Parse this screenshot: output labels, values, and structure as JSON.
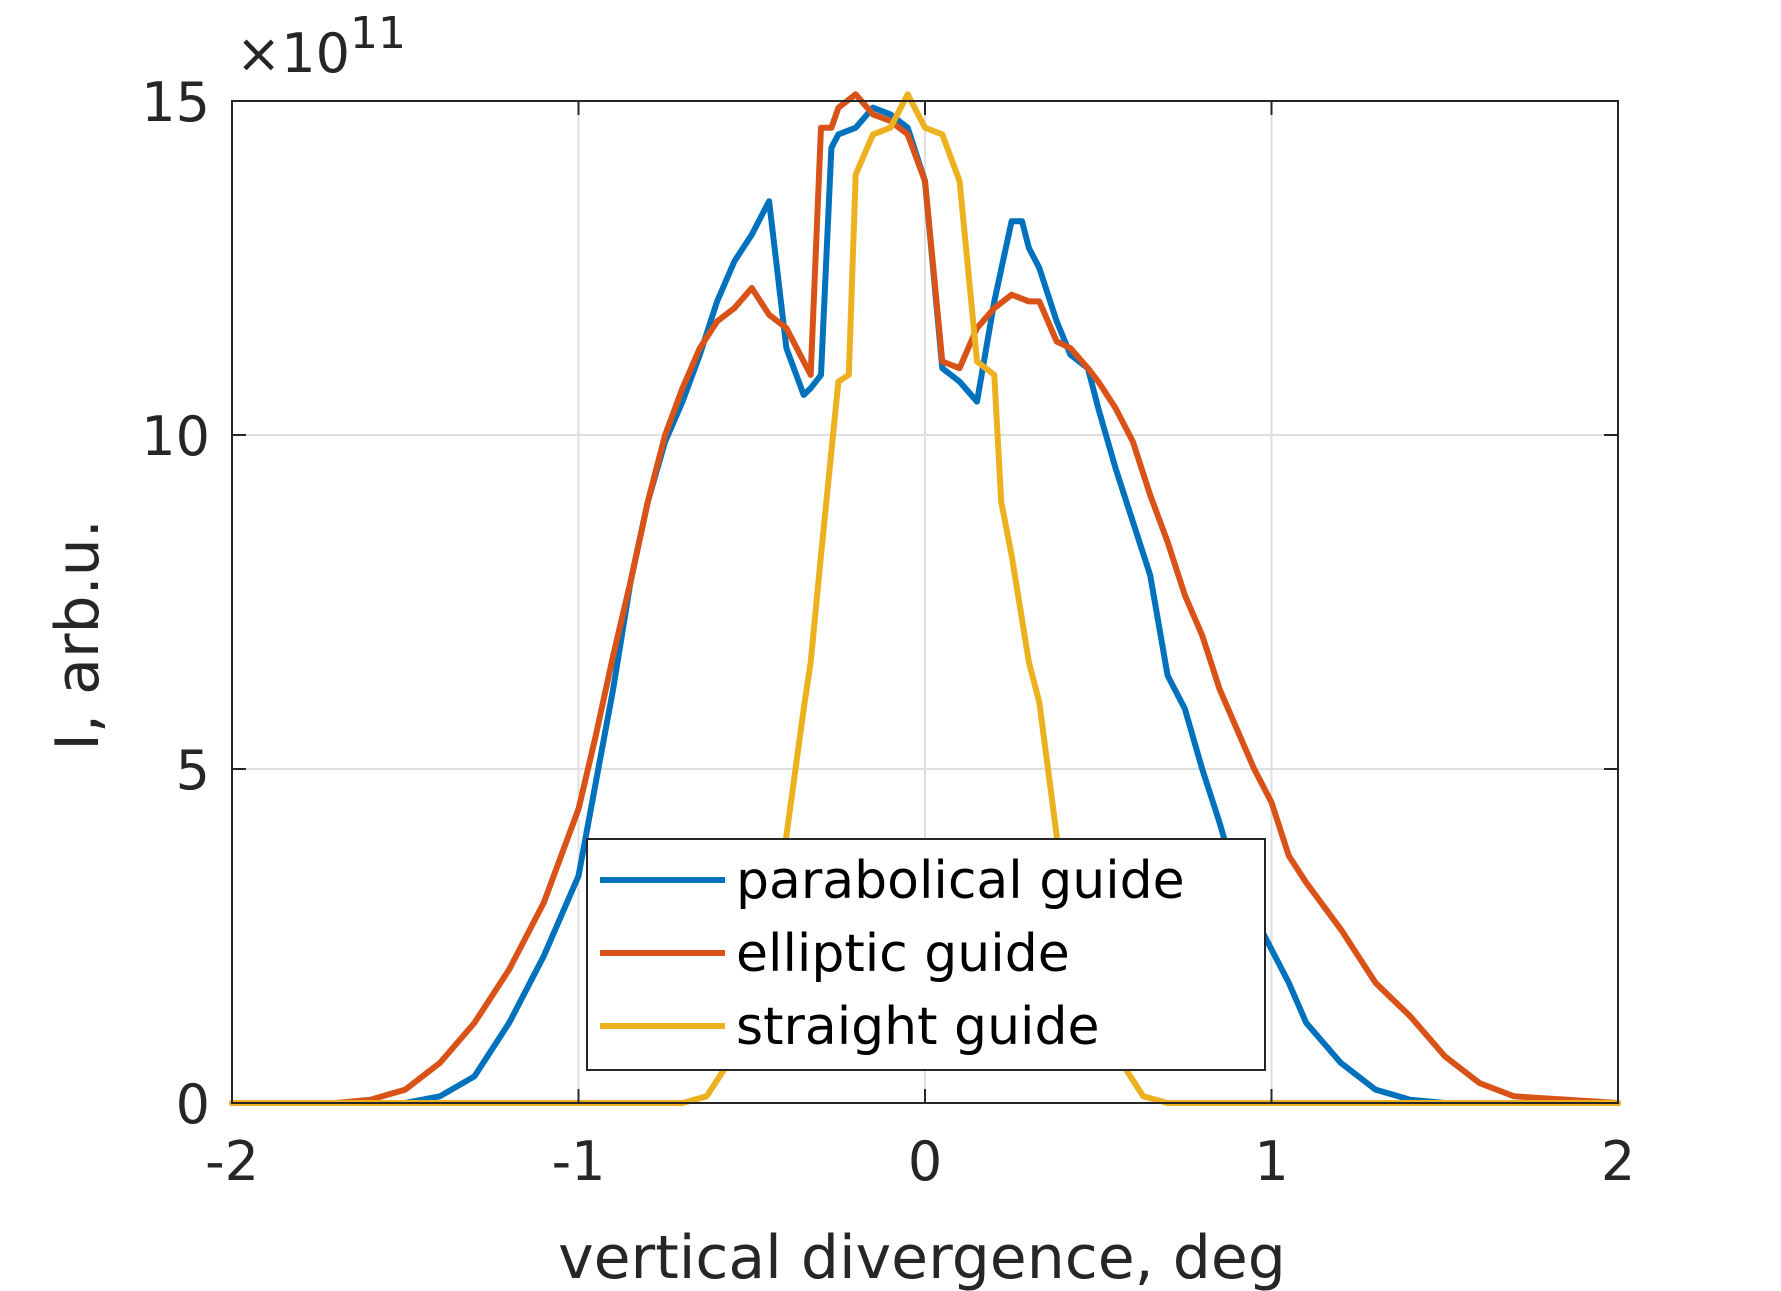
{
  "chart_data": {
    "type": "line",
    "title": "",
    "xlabel": "vertical divergence, deg",
    "ylabel": "I, arb.u.",
    "xlim": [
      -2,
      2
    ],
    "ylim": [
      0,
      15
    ],
    "y_exponent_label": "×10",
    "y_exponent_power": "11",
    "xticks": [
      "-2",
      "-1",
      "0",
      "1",
      "2"
    ],
    "yticks": [
      "0",
      "5",
      "10",
      "15"
    ],
    "grid": true,
    "legend_position": "bottom-center",
    "series": [
      {
        "name": "parabolical guide",
        "color": "#0072BD",
        "x": [
          -2.0,
          -1.5,
          -1.4,
          -1.3,
          -1.2,
          -1.1,
          -1.0,
          -0.95,
          -0.9,
          -0.85,
          -0.8,
          -0.75,
          -0.7,
          -0.65,
          -0.6,
          -0.55,
          -0.5,
          -0.45,
          -0.4,
          -0.35,
          -0.33,
          -0.3,
          -0.27,
          -0.25,
          -0.2,
          -0.15,
          -0.1,
          -0.05,
          0.0,
          0.05,
          0.1,
          0.15,
          0.2,
          0.25,
          0.28,
          0.3,
          0.33,
          0.38,
          0.42,
          0.47,
          0.5,
          0.55,
          0.6,
          0.65,
          0.7,
          0.75,
          0.8,
          0.85,
          0.9,
          0.95,
          1.0,
          1.05,
          1.1,
          1.2,
          1.3,
          1.4,
          1.5,
          1.6,
          2.0
        ],
        "y": [
          0,
          0,
          0.1,
          0.4,
          1.2,
          2.2,
          3.4,
          4.8,
          6.2,
          7.8,
          9.0,
          9.9,
          10.5,
          11.2,
          12.0,
          12.6,
          13.0,
          13.5,
          11.3,
          10.6,
          10.7,
          10.9,
          14.3,
          14.5,
          14.6,
          14.9,
          14.8,
          14.6,
          13.8,
          11.0,
          10.8,
          10.5,
          12.0,
          13.2,
          13.2,
          12.8,
          12.5,
          11.7,
          11.2,
          11.0,
          10.4,
          9.5,
          8.7,
          7.9,
          6.4,
          5.9,
          5.0,
          4.2,
          3.3,
          2.8,
          2.3,
          1.8,
          1.2,
          0.6,
          0.2,
          0.05,
          0,
          0,
          0
        ],
        "x_note": ""
      },
      {
        "name": "elliptic guide",
        "color": "#D95319",
        "x": [
          -2.0,
          -1.7,
          -1.6,
          -1.5,
          -1.4,
          -1.3,
          -1.2,
          -1.1,
          -1.0,
          -0.95,
          -0.9,
          -0.85,
          -0.8,
          -0.75,
          -0.7,
          -0.65,
          -0.6,
          -0.55,
          -0.5,
          -0.45,
          -0.4,
          -0.35,
          -0.33,
          -0.3,
          -0.27,
          -0.25,
          -0.2,
          -0.15,
          -0.1,
          -0.05,
          0.0,
          0.05,
          0.1,
          0.15,
          0.2,
          0.25,
          0.3,
          0.33,
          0.38,
          0.42,
          0.47,
          0.5,
          0.55,
          0.6,
          0.65,
          0.7,
          0.75,
          0.8,
          0.85,
          0.9,
          0.95,
          1.0,
          1.05,
          1.1,
          1.2,
          1.3,
          1.4,
          1.5,
          1.6,
          1.7,
          2.0
        ],
        "y": [
          0,
          0,
          0.05,
          0.2,
          0.6,
          1.2,
          2.0,
          3.0,
          4.4,
          5.5,
          6.7,
          7.8,
          9.0,
          10.0,
          10.7,
          11.3,
          11.7,
          11.9,
          12.2,
          11.8,
          11.6,
          11.1,
          10.9,
          14.6,
          14.6,
          14.9,
          15.1,
          14.8,
          14.7,
          14.5,
          13.8,
          11.1,
          11.0,
          11.6,
          11.9,
          12.1,
          12.0,
          12.0,
          11.4,
          11.3,
          11.0,
          10.8,
          10.4,
          9.9,
          9.1,
          8.4,
          7.6,
          7.0,
          6.2,
          5.6,
          5.0,
          4.5,
          3.7,
          3.3,
          2.6,
          1.8,
          1.3,
          0.7,
          0.3,
          0.1,
          0
        ]
      },
      {
        "name": "straight guide",
        "color": "#EDB120",
        "x": [
          -2.0,
          -0.7,
          -0.63,
          -0.58,
          -0.55,
          -0.5,
          -0.45,
          -0.4,
          -0.35,
          -0.33,
          -0.3,
          -0.25,
          -0.22,
          -0.2,
          -0.15,
          -0.1,
          -0.05,
          0.0,
          0.05,
          0.1,
          0.15,
          0.2,
          0.22,
          0.25,
          0.3,
          0.33,
          0.38,
          0.42,
          0.47,
          0.55,
          0.58,
          0.63,
          0.7,
          2.0
        ],
        "y": [
          0,
          0,
          0.1,
          0.5,
          0.8,
          1.2,
          2.0,
          4.0,
          5.9,
          6.6,
          8.2,
          10.8,
          10.9,
          13.9,
          14.5,
          14.6,
          15.1,
          14.6,
          14.5,
          13.8,
          11.1,
          10.9,
          9.0,
          8.2,
          6.6,
          6.0,
          4.0,
          2.0,
          1.2,
          0.8,
          0.5,
          0.1,
          0,
          0
        ]
      }
    ]
  }
}
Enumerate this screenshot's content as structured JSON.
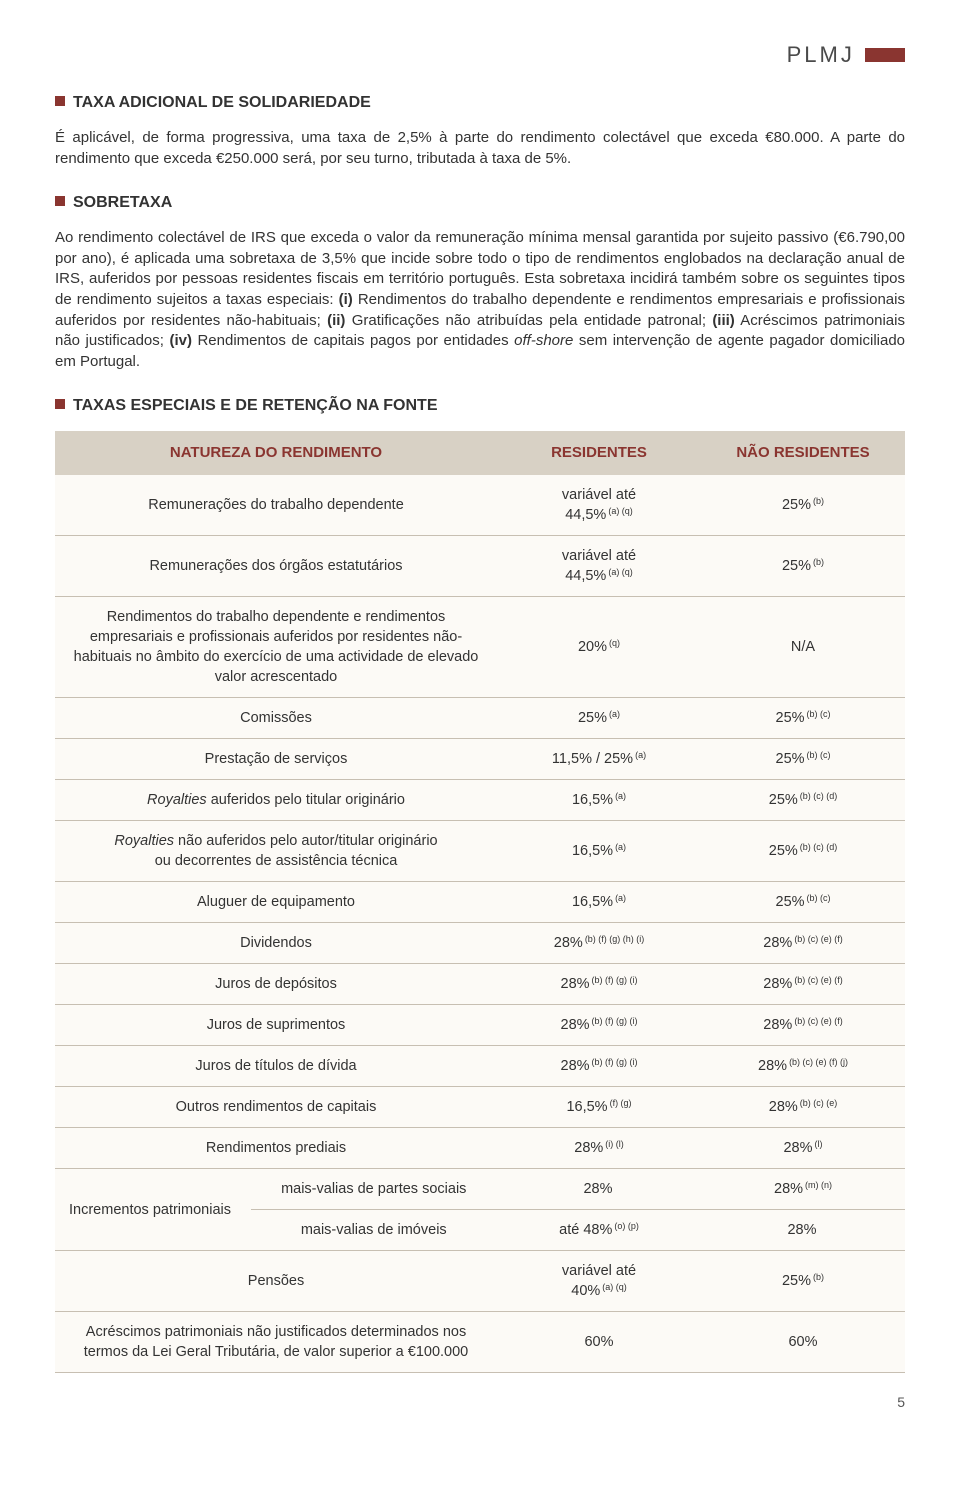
{
  "logo": {
    "text": "PLMJ"
  },
  "sections": {
    "s1": {
      "title": "TAXA ADICIONAL DE SOLIDARIEDADE",
      "p": "É aplicável, de forma progressiva, uma taxa de 2,5% à parte do rendimento colectável que exceda €80.000. A parte do rendimento que exceda €250.000 será, por seu turno, tributada à taxa de 5%."
    },
    "s2": {
      "title": "SOBRETAXA",
      "p1a": "Ao rendimento colectável de IRS que exceda o valor da remuneração mínima mensal garantida por sujeito passivo (€6.790,00 por ano), é aplicada uma sobretaxa de 3,5% que incide sobre todo o tipo de rendimentos englobados na declaração anual de IRS, auferidos por pessoas residentes fiscais em território português. Esta sobretaxa incidirá também sobre os seguintes tipos de rendimento sujeitos a taxas especiais: ",
      "i": "(i)",
      "i_t": " Rendimentos do trabalho dependente e rendimentos empresariais e profissionais auferidos por residentes não-habituais; ",
      "ii": "(ii)",
      "ii_t": " Gratificações não atribuídas pela entidade patronal; ",
      "iii": "(iii)",
      "iii_t": " Acréscimos patrimoniais não justificados; ",
      "iv": "(iv)",
      "iv_t": " Rendimentos de capitais pagos por entidades ",
      "offshore": "off-shore",
      "iv_end": " sem intervenção de agente pagador domiciliado em Portugal."
    },
    "s3": {
      "title": "TAXAS ESPECIAIS E DE RETENÇÃO NA FONTE"
    }
  },
  "table": {
    "headers": {
      "nature": "NATUREZA DO RENDIMENTO",
      "res": "RESIDENTES",
      "nonres": "NÃO RESIDENTES"
    },
    "rows": [
      {
        "label": "Remunerações do trabalho dependente",
        "res_l1": "variável até",
        "res_l2": "44,5%",
        "res_sup": "(a) (q)",
        "non": "25%",
        "non_sup": "(b)"
      },
      {
        "label": "Remunerações dos órgãos estatutários",
        "res_l1": "variável até",
        "res_l2": "44,5%",
        "res_sup": "(a) (q)",
        "non": "25%",
        "non_sup": "(b)"
      },
      {
        "label": "Rendimentos do trabalho dependente e rendimentos empresariais e profissionais auferidos por residentes não-habituais no âmbito do exercício de uma actividade de elevado valor acrescentado",
        "res": "20%",
        "res_sup": "(q)",
        "non": "N/A",
        "non_sup": ""
      },
      {
        "label": "Comissões",
        "res": "25%",
        "res_sup": "(a)",
        "non": "25%",
        "non_sup": "(b) (c)"
      },
      {
        "label": "Prestação de serviços",
        "res": "11,5% / 25%",
        "res_sup": "(a)",
        "non": "25%",
        "non_sup": "(b) (c)"
      },
      {
        "label_html": "<em>Royalties</em> auferidos pelo titular originário",
        "res": "16,5%",
        "res_sup": "(a)",
        "non": "25%",
        "non_sup": "(b) (c) (d)"
      },
      {
        "label_html": "<em>Royalties</em> não auferidos pelo autor/titular originário<br>ou decorrentes de assistência técnica",
        "res": "16,5%",
        "res_sup": "(a)",
        "non": "25%",
        "non_sup": "(b) (c) (d)"
      },
      {
        "label": "Aluguer de equipamento",
        "res": "16,5%",
        "res_sup": "(a)",
        "non": "25%",
        "non_sup": "(b) (c)"
      },
      {
        "label": "Dividendos",
        "res": "28%",
        "res_sup": "(b) (f) (g) (h) (i)",
        "non": "28%",
        "non_sup": "(b) (c) (e) (f)"
      },
      {
        "label": "Juros de depósitos",
        "res": "28%",
        "res_sup": "(b) (f) (g) (i)",
        "non": "28%",
        "non_sup": "(b) (c) (e) (f)"
      },
      {
        "label": "Juros de suprimentos",
        "res": "28%",
        "res_sup": "(b) (f) (g) (i)",
        "non": "28%",
        "non_sup": "(b) (c) (e) (f)"
      },
      {
        "label": "Juros de títulos de dívida",
        "res": "28%",
        "res_sup": "(b) (f) (g) (i)",
        "non": "28%",
        "non_sup": "(b) (c) (e) (f) (j)"
      },
      {
        "label": "Outros rendimentos de capitais",
        "res": "16,5%",
        "res_sup": "(f) (g)",
        "non": "28%",
        "non_sup": "(b) (c) (e)"
      },
      {
        "label": "Rendimentos prediais",
        "res": "28%",
        "res_sup": "(i) (l)",
        "non": "28%",
        "non_sup": "(l)"
      }
    ],
    "increments": {
      "group": "Incrementos patrimoniais",
      "r1": {
        "label": "mais-valias de partes sociais",
        "res": "28%",
        "res_sup": "",
        "non": "28%",
        "non_sup": "(m) (n)"
      },
      "r2": {
        "label": "mais-valias de imóveis",
        "res": "até 48%",
        "res_sup": "(o) (p)",
        "non": "28%",
        "non_sup": ""
      }
    },
    "pensions": {
      "label": "Pensões",
      "res_l1": "variável até",
      "res_l2": "40%",
      "res_sup": "(a) (q)",
      "non": "25%",
      "non_sup": "(b)"
    },
    "last": {
      "label": "Acréscimos patrimoniais não justificados determinados nos termos da Lei Geral Tributária, de valor superior a  €100.000",
      "res": "60%",
      "non": "60%"
    }
  },
  "page": "5"
}
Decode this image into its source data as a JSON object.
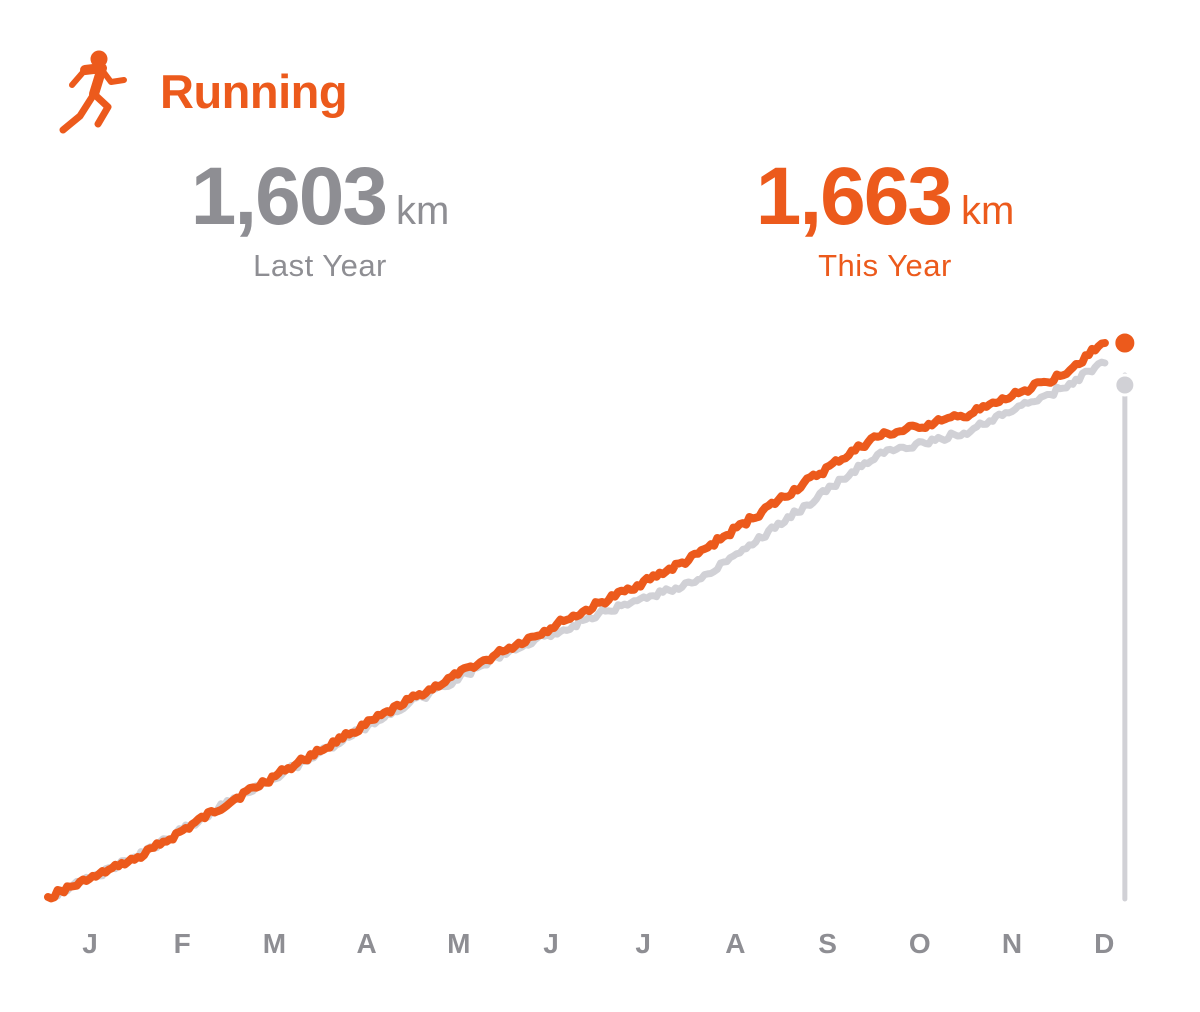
{
  "header": {
    "title": "Running",
    "icon": "running-figure-icon",
    "accent": "#ec5a1c"
  },
  "stats": {
    "last_year": {
      "value": "1,603",
      "unit": "km",
      "label": "Last Year",
      "color": "#8e8e93"
    },
    "this_year": {
      "value": "1,663",
      "unit": "km",
      "label": "This Year",
      "color": "#ec5a1c"
    }
  },
  "chart_data": {
    "type": "line",
    "xlabel": "",
    "ylabel": "",
    "categories": [
      "J",
      "F",
      "M",
      "A",
      "M",
      "J",
      "J",
      "A",
      "S",
      "O",
      "N",
      "D"
    ],
    "x": [
      0,
      0.5,
      1,
      2,
      3,
      4,
      5,
      6,
      7,
      8,
      9,
      10,
      11,
      11.5
    ],
    "ylim": [
      0,
      1663
    ],
    "grid": false,
    "series": [
      {
        "color": "#ec5a1c",
        "values": [
          0,
          58,
          120,
          290,
          445,
          600,
          745,
          880,
          1015,
          1200,
          1380,
          1445,
          1563,
          1663
        ]
      },
      {
        "color": "#d1d1d6",
        "values": [
          0,
          60,
          125,
          290,
          440,
          590,
          735,
          850,
          940,
          1125,
          1325,
          1395,
          1523,
          1603
        ]
      }
    ]
  }
}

Aim of the exercise —
Pick out the lines that have the word "guide". Copy them all.

Problem solution —
        "name": "parabolical guide",
        "name": "elliptic guide",
        "name": "straight guide",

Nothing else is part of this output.